> **AIM OF THE EXERCISE**: Look through the records below, and copy out every line that holds the string "many".

> **SUPPLIED ENTRIES**:

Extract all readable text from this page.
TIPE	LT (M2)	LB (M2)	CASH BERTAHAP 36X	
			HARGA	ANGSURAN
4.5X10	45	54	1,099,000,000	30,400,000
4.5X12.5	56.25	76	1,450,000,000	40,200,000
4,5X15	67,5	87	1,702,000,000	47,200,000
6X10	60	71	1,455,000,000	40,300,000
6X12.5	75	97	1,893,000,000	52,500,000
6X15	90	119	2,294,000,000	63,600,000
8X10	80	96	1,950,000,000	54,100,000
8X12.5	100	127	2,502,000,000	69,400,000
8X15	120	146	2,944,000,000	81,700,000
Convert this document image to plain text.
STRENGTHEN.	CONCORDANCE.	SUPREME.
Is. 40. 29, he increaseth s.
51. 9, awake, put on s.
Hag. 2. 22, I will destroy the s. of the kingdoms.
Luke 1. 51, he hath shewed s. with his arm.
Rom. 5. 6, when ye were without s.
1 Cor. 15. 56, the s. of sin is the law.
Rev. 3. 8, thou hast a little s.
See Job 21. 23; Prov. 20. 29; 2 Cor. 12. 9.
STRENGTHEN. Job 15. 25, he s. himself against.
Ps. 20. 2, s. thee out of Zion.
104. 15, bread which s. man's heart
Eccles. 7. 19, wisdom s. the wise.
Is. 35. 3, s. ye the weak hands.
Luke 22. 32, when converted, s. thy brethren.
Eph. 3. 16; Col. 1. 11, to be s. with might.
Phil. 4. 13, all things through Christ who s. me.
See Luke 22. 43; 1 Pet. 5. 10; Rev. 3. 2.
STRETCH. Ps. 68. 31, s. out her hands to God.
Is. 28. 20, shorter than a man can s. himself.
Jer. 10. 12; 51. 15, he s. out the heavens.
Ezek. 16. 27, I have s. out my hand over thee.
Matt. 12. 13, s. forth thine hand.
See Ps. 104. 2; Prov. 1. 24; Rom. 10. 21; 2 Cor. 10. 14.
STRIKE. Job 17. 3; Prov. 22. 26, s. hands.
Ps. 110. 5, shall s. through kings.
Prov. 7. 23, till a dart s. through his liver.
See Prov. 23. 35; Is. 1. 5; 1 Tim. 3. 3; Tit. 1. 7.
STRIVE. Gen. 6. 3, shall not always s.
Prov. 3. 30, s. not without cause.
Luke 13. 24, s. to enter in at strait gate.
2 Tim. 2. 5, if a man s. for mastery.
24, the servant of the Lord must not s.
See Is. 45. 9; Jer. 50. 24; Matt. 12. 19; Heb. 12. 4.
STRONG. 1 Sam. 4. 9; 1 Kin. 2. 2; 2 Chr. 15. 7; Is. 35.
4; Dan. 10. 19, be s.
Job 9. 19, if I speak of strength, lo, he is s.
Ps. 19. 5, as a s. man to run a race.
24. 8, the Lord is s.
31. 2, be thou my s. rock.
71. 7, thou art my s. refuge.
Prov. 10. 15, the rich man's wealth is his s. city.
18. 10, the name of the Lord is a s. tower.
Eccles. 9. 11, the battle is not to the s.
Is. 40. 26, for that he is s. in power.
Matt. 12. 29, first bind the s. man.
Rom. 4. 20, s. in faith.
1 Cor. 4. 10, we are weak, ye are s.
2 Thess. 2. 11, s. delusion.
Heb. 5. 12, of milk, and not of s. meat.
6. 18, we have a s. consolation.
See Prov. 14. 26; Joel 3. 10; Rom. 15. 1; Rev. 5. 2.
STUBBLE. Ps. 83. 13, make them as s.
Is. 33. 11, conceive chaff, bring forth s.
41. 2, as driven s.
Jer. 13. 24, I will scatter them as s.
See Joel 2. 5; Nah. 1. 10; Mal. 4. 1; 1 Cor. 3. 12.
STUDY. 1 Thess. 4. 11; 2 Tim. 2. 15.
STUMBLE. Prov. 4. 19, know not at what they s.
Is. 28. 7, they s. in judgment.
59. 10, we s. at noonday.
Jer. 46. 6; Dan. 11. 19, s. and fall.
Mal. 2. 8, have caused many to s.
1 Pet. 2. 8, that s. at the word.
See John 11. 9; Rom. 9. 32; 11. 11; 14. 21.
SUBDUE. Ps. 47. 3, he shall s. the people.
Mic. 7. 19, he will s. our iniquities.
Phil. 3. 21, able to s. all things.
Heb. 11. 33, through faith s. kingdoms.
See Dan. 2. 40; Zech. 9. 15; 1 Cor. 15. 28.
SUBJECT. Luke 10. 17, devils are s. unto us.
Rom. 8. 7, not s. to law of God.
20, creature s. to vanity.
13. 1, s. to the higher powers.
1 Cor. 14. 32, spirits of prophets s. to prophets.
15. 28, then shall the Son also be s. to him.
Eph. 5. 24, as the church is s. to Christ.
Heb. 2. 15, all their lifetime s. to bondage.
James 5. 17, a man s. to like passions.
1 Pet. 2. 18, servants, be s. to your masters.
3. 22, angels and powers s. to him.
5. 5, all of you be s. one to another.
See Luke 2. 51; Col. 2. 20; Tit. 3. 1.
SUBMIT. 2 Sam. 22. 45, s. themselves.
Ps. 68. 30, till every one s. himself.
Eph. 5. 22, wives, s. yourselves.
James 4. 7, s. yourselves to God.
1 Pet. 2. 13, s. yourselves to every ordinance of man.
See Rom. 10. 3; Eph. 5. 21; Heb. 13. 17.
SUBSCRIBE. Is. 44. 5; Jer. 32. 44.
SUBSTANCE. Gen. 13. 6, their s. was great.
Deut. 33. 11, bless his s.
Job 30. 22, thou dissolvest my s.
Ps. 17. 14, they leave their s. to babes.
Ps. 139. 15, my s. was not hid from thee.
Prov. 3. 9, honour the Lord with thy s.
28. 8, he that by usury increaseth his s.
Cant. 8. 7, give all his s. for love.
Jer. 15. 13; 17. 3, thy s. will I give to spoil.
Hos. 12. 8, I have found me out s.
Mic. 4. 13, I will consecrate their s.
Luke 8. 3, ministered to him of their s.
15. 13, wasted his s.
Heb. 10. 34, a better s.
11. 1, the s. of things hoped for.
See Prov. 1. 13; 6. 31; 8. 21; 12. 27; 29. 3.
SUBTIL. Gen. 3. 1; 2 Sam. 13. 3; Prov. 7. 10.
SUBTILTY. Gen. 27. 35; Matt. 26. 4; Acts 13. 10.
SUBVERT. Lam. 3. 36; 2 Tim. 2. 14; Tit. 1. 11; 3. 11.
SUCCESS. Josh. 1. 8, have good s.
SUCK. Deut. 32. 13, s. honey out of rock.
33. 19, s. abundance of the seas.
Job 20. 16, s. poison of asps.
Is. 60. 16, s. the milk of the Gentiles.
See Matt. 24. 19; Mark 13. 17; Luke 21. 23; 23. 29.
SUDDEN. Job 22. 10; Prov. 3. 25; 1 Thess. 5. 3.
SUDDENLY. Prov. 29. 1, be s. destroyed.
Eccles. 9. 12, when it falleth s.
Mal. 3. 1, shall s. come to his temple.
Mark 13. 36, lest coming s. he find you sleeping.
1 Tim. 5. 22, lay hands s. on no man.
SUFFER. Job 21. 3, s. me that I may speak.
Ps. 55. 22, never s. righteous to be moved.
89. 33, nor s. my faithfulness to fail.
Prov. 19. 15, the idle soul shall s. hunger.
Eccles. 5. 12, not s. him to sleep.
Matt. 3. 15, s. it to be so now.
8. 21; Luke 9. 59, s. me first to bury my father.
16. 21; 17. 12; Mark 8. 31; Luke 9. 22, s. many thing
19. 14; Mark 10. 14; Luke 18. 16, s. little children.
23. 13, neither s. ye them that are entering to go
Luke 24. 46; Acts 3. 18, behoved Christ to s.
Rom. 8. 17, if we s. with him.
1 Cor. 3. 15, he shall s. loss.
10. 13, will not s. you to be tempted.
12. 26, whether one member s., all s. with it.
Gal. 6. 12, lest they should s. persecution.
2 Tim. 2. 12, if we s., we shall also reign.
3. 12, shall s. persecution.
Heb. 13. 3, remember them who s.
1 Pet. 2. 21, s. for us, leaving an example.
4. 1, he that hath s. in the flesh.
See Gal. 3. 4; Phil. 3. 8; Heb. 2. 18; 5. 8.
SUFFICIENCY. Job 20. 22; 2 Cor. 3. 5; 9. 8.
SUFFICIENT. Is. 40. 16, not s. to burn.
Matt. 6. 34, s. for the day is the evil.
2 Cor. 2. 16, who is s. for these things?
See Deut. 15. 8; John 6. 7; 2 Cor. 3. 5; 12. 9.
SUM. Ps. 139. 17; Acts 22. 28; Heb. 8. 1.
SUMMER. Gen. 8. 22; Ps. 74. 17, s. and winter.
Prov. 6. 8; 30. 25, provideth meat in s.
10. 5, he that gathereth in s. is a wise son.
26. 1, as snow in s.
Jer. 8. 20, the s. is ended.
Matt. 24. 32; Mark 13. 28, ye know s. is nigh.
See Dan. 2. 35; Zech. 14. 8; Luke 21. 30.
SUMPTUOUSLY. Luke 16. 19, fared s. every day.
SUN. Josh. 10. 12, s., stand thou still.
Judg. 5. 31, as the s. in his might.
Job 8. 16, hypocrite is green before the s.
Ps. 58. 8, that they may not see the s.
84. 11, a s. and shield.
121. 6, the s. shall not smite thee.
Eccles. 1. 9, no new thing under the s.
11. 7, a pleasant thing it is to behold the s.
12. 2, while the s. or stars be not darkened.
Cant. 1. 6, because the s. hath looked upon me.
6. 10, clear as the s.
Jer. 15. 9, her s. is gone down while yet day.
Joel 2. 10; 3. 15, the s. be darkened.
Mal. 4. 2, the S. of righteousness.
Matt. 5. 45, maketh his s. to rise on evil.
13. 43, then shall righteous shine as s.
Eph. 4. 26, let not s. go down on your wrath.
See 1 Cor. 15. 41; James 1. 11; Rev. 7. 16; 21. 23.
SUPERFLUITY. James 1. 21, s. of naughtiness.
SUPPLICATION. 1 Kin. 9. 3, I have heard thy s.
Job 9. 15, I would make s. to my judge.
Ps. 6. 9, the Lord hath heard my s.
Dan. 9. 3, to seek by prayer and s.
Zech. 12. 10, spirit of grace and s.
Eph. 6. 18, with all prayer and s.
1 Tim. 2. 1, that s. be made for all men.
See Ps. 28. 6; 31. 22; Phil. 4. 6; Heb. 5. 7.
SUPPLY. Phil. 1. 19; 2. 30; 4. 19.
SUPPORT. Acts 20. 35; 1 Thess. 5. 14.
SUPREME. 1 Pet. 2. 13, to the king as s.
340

> **FINISHED TASK**:
Mal. 2. 8, have caused many to s.
16. 21; 17. 12; Mark 8. 31; Luke 9. 22, s. many thing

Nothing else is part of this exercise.